Exercise prompt — Filter this material down to the lines that hold "content", copying each one.

Part of a data file:
--- --- ---

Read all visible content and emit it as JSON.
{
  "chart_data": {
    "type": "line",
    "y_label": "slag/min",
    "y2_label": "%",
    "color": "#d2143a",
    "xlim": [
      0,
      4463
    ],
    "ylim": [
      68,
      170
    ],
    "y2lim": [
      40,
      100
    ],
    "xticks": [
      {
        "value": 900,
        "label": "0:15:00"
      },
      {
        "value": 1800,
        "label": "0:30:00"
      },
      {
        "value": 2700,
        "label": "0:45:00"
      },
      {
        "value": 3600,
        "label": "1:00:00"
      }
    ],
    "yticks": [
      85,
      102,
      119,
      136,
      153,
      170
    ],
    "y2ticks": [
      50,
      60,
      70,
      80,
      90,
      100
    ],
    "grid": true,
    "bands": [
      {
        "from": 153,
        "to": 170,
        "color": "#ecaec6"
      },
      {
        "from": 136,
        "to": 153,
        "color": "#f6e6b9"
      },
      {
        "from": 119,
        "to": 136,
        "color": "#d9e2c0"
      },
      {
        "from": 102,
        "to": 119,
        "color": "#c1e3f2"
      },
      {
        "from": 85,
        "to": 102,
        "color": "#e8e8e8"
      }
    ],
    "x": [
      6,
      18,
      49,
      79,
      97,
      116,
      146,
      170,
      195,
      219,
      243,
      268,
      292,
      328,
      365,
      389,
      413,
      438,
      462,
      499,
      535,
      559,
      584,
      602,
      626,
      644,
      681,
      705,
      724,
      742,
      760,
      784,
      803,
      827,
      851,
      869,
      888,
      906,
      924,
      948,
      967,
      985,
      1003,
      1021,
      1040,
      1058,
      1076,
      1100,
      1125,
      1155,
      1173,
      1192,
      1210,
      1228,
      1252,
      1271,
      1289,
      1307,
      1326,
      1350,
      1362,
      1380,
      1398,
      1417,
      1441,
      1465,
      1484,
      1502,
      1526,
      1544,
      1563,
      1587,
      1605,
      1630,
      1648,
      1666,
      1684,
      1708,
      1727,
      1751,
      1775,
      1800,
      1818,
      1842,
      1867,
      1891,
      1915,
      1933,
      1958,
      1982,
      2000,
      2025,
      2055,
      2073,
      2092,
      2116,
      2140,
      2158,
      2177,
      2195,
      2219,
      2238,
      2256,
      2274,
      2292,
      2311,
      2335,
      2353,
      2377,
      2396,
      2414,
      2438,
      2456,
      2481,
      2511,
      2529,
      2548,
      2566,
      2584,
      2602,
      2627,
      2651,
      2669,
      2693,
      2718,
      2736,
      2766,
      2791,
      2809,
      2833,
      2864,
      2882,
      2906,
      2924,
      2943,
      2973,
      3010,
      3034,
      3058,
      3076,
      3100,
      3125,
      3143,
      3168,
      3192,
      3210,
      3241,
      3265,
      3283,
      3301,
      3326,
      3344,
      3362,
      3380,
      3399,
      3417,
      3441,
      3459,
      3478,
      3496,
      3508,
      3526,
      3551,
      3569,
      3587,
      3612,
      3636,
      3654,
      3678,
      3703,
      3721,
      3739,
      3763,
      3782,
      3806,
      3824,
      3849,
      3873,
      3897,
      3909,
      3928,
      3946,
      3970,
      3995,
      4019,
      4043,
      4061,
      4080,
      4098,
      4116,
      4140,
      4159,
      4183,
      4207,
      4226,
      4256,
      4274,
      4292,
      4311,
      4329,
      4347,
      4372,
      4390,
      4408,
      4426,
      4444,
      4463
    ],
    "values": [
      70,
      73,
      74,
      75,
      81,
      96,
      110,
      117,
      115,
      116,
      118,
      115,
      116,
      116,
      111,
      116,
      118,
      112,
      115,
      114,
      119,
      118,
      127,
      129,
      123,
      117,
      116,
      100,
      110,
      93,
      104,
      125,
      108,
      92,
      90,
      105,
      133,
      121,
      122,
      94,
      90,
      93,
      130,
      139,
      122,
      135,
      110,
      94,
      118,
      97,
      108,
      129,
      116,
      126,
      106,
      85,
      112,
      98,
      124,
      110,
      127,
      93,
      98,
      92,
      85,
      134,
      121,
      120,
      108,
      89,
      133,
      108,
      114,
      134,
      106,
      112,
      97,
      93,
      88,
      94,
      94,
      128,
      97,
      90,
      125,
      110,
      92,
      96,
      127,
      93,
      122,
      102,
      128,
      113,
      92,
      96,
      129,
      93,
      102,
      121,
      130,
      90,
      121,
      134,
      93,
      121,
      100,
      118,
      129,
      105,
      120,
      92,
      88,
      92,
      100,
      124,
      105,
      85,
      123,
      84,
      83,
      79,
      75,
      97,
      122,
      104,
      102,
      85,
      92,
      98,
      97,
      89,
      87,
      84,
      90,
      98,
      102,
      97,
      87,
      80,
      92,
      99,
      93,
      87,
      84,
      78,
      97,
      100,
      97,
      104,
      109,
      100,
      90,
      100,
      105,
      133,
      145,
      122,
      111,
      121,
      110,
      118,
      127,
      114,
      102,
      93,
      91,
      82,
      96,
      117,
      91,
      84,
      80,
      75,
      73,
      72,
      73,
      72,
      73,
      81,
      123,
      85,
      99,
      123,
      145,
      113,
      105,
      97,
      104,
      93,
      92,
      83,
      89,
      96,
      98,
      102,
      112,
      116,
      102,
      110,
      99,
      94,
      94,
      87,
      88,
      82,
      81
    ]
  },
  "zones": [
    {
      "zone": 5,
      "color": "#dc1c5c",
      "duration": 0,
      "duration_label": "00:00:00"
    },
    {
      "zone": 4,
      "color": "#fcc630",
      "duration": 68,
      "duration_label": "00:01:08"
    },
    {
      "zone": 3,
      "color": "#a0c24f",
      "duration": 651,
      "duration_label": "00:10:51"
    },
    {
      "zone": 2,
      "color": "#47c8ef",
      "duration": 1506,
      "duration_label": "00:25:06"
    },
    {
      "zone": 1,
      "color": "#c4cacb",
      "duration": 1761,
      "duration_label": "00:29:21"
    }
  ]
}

--- --- ---

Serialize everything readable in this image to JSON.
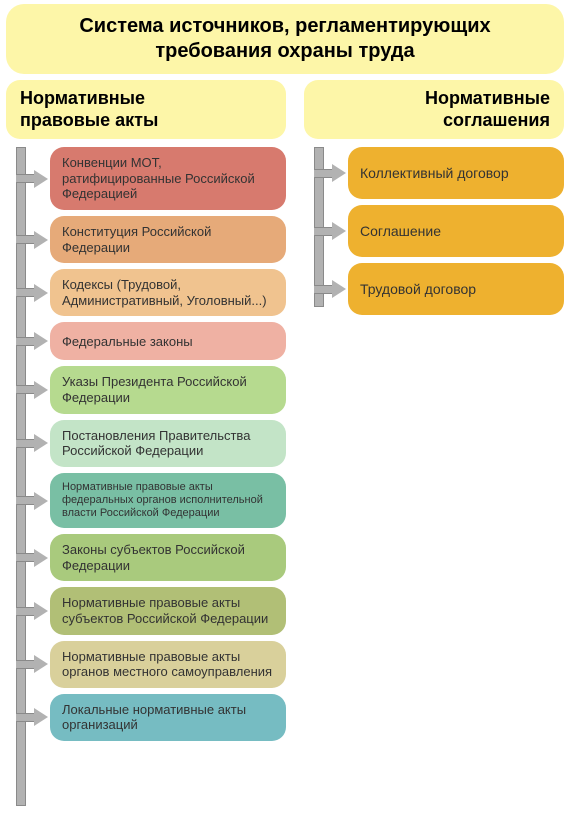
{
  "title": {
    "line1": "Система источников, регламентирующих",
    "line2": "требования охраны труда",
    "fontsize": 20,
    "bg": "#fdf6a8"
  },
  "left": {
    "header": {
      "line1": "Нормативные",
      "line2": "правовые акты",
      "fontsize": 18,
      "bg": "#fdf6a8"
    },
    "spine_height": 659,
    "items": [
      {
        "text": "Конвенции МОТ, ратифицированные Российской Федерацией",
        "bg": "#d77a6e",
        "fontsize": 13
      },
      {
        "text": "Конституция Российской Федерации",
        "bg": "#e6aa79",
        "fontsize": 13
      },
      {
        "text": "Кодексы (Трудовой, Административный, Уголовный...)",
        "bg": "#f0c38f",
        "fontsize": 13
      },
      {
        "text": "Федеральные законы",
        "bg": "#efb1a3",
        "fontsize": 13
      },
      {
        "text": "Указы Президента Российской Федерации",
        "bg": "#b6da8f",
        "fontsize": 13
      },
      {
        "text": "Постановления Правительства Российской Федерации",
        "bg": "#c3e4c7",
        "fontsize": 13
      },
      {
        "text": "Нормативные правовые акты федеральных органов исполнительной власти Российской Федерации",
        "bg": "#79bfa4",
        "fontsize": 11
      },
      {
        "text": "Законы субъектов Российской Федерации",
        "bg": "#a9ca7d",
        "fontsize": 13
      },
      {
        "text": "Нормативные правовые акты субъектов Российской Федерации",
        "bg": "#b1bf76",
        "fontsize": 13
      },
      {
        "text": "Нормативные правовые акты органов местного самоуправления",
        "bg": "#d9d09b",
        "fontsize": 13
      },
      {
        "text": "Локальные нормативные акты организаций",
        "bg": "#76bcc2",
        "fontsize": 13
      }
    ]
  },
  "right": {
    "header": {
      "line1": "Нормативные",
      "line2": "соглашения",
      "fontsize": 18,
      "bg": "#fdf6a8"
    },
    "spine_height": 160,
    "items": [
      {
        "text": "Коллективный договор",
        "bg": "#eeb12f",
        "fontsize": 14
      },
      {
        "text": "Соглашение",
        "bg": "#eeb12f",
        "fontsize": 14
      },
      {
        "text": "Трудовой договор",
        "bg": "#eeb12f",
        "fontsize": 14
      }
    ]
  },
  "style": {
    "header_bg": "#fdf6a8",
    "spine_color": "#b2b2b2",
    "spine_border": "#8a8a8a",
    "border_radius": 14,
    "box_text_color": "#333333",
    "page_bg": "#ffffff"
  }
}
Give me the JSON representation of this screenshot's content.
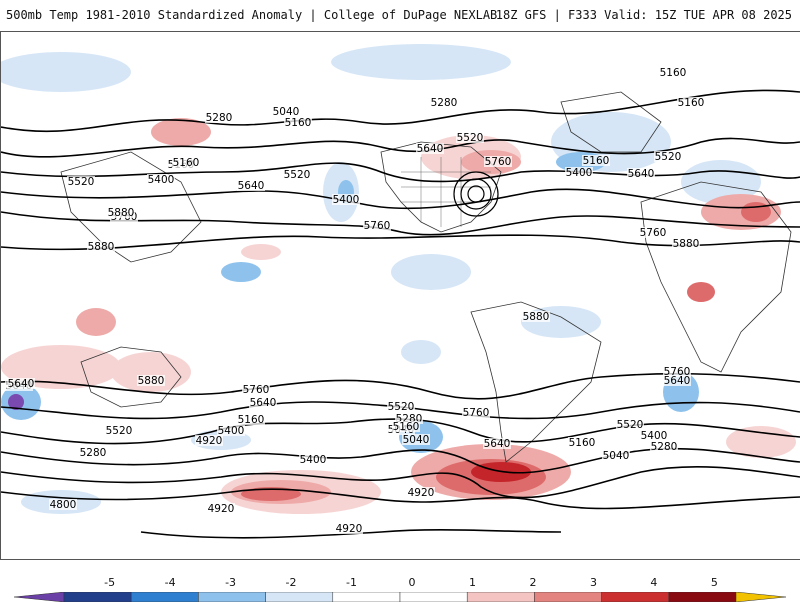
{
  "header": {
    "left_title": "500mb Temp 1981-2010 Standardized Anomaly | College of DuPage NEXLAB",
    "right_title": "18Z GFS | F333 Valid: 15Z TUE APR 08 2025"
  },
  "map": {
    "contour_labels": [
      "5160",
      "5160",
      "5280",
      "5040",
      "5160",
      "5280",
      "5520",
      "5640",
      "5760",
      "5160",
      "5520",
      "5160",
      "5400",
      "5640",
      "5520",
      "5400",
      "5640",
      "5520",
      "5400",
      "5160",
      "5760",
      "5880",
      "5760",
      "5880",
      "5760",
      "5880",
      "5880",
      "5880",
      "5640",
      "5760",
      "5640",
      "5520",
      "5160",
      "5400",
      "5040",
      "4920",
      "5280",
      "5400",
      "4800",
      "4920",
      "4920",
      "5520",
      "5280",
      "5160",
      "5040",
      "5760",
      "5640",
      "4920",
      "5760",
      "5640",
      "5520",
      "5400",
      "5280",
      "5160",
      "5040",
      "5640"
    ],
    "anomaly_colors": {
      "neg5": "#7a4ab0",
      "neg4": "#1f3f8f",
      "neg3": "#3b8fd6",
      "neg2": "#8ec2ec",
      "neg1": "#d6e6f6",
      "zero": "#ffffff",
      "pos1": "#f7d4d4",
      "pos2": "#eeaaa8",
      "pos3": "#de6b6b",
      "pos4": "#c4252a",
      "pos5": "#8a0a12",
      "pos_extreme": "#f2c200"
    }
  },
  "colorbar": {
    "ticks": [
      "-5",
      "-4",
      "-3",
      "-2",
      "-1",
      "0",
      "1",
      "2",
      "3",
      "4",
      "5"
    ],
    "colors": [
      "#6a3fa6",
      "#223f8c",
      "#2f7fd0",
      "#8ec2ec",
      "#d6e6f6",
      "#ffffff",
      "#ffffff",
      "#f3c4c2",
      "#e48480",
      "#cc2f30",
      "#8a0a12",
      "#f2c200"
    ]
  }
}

--- --- ---

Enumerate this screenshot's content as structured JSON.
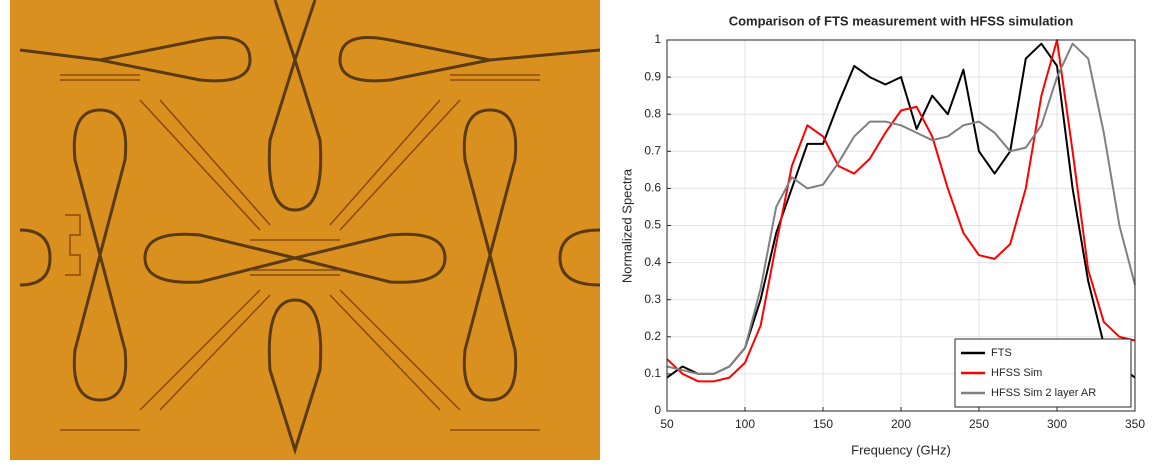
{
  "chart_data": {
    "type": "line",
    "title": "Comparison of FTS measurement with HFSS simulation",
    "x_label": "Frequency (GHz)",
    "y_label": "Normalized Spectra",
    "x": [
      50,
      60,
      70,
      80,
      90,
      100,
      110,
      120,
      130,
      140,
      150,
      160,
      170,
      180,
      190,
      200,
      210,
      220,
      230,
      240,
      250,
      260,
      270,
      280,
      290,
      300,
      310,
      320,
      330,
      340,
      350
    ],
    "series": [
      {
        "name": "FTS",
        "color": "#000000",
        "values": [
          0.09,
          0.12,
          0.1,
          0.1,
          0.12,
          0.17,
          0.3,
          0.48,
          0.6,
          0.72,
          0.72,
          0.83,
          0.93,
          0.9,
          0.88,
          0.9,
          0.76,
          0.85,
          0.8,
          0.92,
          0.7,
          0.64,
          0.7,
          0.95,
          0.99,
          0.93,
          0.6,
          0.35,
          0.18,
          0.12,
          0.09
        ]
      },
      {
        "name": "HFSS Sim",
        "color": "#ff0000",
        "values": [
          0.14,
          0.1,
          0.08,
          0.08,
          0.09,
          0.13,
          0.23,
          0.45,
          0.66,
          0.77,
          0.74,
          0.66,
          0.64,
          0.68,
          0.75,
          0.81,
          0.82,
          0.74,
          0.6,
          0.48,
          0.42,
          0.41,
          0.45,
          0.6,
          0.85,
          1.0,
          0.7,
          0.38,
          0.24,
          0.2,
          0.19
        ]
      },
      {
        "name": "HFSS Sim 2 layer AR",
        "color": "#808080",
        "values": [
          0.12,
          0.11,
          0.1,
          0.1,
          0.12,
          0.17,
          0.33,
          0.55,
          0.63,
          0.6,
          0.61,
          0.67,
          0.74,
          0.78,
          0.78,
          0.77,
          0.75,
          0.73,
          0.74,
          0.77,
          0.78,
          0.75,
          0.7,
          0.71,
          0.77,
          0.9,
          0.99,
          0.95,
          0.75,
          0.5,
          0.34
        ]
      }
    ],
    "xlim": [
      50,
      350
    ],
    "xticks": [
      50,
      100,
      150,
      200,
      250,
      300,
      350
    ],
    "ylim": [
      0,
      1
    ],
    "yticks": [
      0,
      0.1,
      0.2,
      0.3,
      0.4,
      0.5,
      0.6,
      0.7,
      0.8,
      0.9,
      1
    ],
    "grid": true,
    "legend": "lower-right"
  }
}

--- --- ---

Task answer —
Read all visible content and emit it as JSON.
Give me the JSON representation of this screenshot's content.
Enumerate this screenshot's content as structured JSON.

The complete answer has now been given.